[START Record extracts]

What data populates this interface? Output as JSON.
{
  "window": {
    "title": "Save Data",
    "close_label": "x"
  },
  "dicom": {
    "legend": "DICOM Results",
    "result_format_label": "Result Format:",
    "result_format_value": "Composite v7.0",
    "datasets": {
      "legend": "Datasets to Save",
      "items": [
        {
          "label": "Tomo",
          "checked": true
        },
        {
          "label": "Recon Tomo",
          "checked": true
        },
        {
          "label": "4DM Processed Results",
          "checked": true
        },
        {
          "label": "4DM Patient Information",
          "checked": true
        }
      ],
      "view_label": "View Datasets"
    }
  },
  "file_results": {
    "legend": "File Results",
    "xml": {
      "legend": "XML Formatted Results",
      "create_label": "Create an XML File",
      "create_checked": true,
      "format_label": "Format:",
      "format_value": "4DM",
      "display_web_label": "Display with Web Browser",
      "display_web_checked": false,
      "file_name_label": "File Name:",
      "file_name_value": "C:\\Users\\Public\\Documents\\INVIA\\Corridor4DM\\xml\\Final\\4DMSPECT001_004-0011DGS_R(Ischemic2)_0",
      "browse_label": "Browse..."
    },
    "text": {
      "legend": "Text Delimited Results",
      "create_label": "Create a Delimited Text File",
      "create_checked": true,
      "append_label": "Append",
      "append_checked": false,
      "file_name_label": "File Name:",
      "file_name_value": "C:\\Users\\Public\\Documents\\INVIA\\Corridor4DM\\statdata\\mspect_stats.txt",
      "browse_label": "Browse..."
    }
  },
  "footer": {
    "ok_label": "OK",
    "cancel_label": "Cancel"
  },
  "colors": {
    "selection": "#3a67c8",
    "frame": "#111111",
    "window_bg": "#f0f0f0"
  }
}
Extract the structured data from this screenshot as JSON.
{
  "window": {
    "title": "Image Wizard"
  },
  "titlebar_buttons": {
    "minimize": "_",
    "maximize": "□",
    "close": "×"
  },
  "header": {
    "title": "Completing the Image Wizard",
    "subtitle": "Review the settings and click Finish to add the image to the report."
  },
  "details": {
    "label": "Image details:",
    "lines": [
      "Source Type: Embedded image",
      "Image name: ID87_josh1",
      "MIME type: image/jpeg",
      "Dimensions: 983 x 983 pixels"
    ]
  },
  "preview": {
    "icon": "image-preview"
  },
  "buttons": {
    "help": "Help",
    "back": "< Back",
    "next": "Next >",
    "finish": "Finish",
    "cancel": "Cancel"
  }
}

[END Record extracts]

To do >> Out of the records, collect only those lines that contain the string "Users".

Answer to this problem >>
      "file_name_value": "C:\\Users\\Public\\Documents\\INVIA\\Corridor4DM\\xml\\Final\\4DMSPECT001_004-0011DGS_R(Ischemic2)_0",
      "file_name_value": "C:\\Users\\Public\\Documents\\INVIA\\Corridor4DM\\statdata\\mspect_stats.txt",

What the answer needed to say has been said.